--- PROVIDED RECORDS ---

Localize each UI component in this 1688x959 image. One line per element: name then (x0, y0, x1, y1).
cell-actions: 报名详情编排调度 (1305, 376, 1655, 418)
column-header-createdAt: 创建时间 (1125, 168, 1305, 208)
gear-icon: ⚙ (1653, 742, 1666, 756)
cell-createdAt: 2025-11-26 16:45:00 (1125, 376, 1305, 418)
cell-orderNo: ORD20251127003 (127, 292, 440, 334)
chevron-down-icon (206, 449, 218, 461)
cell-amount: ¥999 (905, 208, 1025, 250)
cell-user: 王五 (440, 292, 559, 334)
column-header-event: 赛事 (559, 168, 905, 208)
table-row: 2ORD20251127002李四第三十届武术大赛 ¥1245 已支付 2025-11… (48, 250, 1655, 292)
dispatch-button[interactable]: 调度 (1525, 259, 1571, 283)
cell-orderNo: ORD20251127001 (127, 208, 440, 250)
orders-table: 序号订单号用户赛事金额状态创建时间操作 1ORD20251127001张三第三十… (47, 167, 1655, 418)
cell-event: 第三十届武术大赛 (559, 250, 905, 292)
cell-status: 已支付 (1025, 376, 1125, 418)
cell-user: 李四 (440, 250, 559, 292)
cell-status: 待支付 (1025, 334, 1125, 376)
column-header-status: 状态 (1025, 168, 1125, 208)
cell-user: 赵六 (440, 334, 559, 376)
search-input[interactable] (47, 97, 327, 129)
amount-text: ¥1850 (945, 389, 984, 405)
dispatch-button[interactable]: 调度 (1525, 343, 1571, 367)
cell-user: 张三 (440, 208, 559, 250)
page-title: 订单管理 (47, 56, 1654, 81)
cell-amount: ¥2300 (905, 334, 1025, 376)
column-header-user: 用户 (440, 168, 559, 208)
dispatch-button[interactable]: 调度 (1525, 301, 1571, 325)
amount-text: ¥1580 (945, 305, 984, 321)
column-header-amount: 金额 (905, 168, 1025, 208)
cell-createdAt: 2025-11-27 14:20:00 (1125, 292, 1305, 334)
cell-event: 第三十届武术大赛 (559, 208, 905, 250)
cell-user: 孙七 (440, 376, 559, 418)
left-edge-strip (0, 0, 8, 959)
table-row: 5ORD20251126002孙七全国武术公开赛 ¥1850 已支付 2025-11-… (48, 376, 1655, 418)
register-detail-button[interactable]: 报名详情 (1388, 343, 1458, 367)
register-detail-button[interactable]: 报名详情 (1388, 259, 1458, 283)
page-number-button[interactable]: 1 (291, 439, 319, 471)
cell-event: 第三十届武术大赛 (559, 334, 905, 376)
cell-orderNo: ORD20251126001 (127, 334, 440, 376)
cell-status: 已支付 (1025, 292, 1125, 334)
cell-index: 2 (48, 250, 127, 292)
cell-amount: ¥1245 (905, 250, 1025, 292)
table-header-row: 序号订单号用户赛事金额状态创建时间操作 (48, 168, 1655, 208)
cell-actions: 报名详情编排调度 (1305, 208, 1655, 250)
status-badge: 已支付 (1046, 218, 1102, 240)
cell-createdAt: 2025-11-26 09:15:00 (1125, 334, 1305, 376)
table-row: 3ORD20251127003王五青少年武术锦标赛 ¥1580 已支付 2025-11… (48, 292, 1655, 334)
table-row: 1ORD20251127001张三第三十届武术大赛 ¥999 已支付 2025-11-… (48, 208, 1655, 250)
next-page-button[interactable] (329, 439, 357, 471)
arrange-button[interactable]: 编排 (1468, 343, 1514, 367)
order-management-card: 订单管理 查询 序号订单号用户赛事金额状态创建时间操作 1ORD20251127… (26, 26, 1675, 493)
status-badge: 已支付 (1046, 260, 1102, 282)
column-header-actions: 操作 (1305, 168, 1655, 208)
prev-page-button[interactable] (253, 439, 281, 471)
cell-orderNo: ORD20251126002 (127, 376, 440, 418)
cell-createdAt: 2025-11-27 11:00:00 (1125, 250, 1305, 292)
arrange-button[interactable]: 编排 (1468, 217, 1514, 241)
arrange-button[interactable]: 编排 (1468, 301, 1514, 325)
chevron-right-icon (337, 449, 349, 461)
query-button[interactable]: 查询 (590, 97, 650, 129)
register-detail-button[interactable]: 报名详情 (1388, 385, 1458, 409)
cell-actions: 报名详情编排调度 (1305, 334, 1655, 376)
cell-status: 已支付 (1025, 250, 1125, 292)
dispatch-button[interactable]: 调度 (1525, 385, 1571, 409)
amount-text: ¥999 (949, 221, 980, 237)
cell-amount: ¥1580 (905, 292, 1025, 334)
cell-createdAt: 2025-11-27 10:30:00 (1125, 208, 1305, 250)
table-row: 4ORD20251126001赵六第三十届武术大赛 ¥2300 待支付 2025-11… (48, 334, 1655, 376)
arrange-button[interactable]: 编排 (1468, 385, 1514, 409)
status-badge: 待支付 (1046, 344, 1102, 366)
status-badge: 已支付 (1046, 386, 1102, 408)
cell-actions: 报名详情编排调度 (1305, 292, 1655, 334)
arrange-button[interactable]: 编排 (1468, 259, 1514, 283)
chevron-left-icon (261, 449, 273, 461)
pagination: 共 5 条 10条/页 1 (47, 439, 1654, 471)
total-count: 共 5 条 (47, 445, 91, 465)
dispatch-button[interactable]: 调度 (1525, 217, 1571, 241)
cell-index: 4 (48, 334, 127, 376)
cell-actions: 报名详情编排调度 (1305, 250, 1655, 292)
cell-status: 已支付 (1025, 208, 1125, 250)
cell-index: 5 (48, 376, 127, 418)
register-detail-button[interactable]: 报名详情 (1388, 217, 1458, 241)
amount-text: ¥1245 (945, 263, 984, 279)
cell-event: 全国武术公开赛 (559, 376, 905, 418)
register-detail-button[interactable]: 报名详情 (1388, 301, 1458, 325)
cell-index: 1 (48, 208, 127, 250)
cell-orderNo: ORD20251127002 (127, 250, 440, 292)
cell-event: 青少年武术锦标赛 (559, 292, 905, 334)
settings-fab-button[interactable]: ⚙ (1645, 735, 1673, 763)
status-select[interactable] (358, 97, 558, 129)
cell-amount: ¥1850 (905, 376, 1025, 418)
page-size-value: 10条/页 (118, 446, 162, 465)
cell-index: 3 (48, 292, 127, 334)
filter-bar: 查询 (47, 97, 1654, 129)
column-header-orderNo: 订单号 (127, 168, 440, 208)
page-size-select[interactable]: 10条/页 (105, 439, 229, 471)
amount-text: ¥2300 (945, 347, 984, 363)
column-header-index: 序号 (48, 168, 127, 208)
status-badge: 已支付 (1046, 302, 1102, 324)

---

> PROMPT
Copy every line of the items above verbatim.

> OUTPUT OF THE TASK
Localize each UI component in this 1688x959 image. One line per element: name then (x0, y0, x1, y1).
cell-actions: 报名详情编排调度 (1305, 376, 1655, 418)
column-header-createdAt: 创建时间 (1125, 168, 1305, 208)
gear-icon: ⚙ (1653, 742, 1666, 756)
cell-createdAt: 2025-11-26 16:45:00 (1125, 376, 1305, 418)
cell-orderNo: ORD20251127003 (127, 292, 440, 334)
chevron-down-icon (206, 449, 218, 461)
cell-amount: ¥999 (905, 208, 1025, 250)
cell-user: 王五 (440, 292, 559, 334)
column-header-event: 赛事 (559, 168, 905, 208)
table-row: 2ORD20251127002李四第三十届武术大赛 ¥1245 已支付 2025-11… (48, 250, 1655, 292)
dispatch-button[interactable]: 调度 (1525, 259, 1571, 283)
cell-orderNo: ORD20251127001 (127, 208, 440, 250)
orders-table: 序号订单号用户赛事金额状态创建时间操作 1ORD20251127001张三第三十… (47, 167, 1655, 418)
cell-event: 第三十届武术大赛 (559, 250, 905, 292)
cell-status: 已支付 (1025, 376, 1125, 418)
cell-user: 李四 (440, 250, 559, 292)
cell-status: 待支付 (1025, 334, 1125, 376)
column-header-status: 状态 (1025, 168, 1125, 208)
cell-user: 赵六 (440, 334, 559, 376)
search-input[interactable] (47, 97, 327, 129)
amount-text: ¥1850 (945, 389, 984, 405)
dispatch-button[interactable]: 调度 (1525, 343, 1571, 367)
cell-user: 张三 (440, 208, 559, 250)
page-title: 订单管理 (47, 56, 1654, 81)
cell-amount: ¥2300 (905, 334, 1025, 376)
column-header-user: 用户 (440, 168, 559, 208)
dispatch-button[interactable]: 调度 (1525, 301, 1571, 325)
amount-text: ¥1580 (945, 305, 984, 321)
column-header-amount: 金额 (905, 168, 1025, 208)
cell-createdAt: 2025-11-27 14:20:00 (1125, 292, 1305, 334)
cell-event: 第三十届武术大赛 (559, 208, 905, 250)
cell-user: 孙七 (440, 376, 559, 418)
left-edge-strip (0, 0, 8, 959)
table-row: 5ORD20251126002孙七全国武术公开赛 ¥1850 已支付 2025-11-… (48, 376, 1655, 418)
register-detail-button[interactable]: 报名详情 (1388, 343, 1458, 367)
register-detail-button[interactable]: 报名详情 (1388, 259, 1458, 283)
page-number-button[interactable]: 1 (291, 439, 319, 471)
cell-event: 第三十届武术大赛 (559, 334, 905, 376)
cell-orderNo: ORD20251126001 (127, 334, 440, 376)
cell-status: 已支付 (1025, 292, 1125, 334)
cell-index: 2 (48, 250, 127, 292)
cell-amount: ¥1245 (905, 250, 1025, 292)
table-header-row: 序号订单号用户赛事金额状态创建时间操作 (48, 168, 1655, 208)
cell-actions: 报名详情编排调度 (1305, 208, 1655, 250)
status-badge: 已支付 (1046, 218, 1102, 240)
cell-createdAt: 2025-11-26 09:15:00 (1125, 334, 1305, 376)
table-row: 3ORD20251127003王五青少年武术锦标赛 ¥1580 已支付 2025-11… (48, 292, 1655, 334)
table-row: 1ORD20251127001张三第三十届武术大赛 ¥999 已支付 2025-11-… (48, 208, 1655, 250)
next-page-button[interactable] (329, 439, 357, 471)
arrange-button[interactable]: 编排 (1468, 343, 1514, 367)
order-management-card: 订单管理 查询 序号订单号用户赛事金额状态创建时间操作 1ORD20251127… (26, 26, 1675, 493)
status-badge: 已支付 (1046, 260, 1102, 282)
column-header-actions: 操作 (1305, 168, 1655, 208)
prev-page-button[interactable] (253, 439, 281, 471)
cell-orderNo: ORD20251126002 (127, 376, 440, 418)
cell-createdAt: 2025-11-27 11:00:00 (1125, 250, 1305, 292)
arrange-button[interactable]: 编排 (1468, 217, 1514, 241)
arrange-button[interactable]: 编排 (1468, 301, 1514, 325)
chevron-right-icon (337, 449, 349, 461)
query-button[interactable]: 查询 (590, 97, 650, 129)
register-detail-button[interactable]: 报名详情 (1388, 385, 1458, 409)
cell-actions: 报名详情编排调度 (1305, 334, 1655, 376)
cell-status: 已支付 (1025, 250, 1125, 292)
dispatch-button[interactable]: 调度 (1525, 385, 1571, 409)
amount-text: ¥999 (949, 221, 980, 237)
cell-amount: ¥1580 (905, 292, 1025, 334)
cell-createdAt: 2025-11-27 10:30:00 (1125, 208, 1305, 250)
table-row: 4ORD20251126001赵六第三十届武术大赛 ¥2300 待支付 2025-11… (48, 334, 1655, 376)
arrange-button[interactable]: 编排 (1468, 385, 1514, 409)
status-badge: 待支付 (1046, 344, 1102, 366)
status-badge: 已支付 (1046, 386, 1102, 408)
cell-actions: 报名详情编排调度 (1305, 292, 1655, 334)
arrange-button[interactable]: 编排 (1468, 259, 1514, 283)
chevron-left-icon (261, 449, 273, 461)
pagination: 共 5 条 10条/页 1 (47, 439, 1654, 471)
total-count: 共 5 条 (47, 445, 91, 465)
dispatch-button[interactable]: 调度 (1525, 217, 1571, 241)
cell-index: 4 (48, 334, 127, 376)
cell-actions: 报名详情编排调度 (1305, 250, 1655, 292)
cell-status: 已支付 (1025, 208, 1125, 250)
cell-index: 5 (48, 376, 127, 418)
register-detail-button[interactable]: 报名详情 (1388, 217, 1458, 241)
amount-text: ¥1245 (945, 263, 984, 279)
cell-event: 全国武术公开赛 (559, 376, 905, 418)
register-detail-button[interactable]: 报名详情 (1388, 301, 1458, 325)
cell-index: 1 (48, 208, 127, 250)
cell-orderNo: ORD20251127002 (127, 250, 440, 292)
cell-event: 青少年武术锦标赛 (559, 292, 905, 334)
settings-fab-button[interactable]: ⚙ (1645, 735, 1673, 763)
status-select[interactable] (358, 97, 558, 129)
cell-amount: ¥1850 (905, 376, 1025, 418)
page-size-value: 10条/页 (118, 446, 162, 465)
cell-index: 3 (48, 292, 127, 334)
filter-bar: 查询 (47, 97, 1654, 129)
column-header-orderNo: 订单号 (127, 168, 440, 208)
page-size-select[interactable]: 10条/页 (105, 439, 229, 471)
amount-text: ¥2300 (945, 347, 984, 363)
column-header-index: 序号 (48, 168, 127, 208)
status-badge: 已支付 (1046, 302, 1102, 324)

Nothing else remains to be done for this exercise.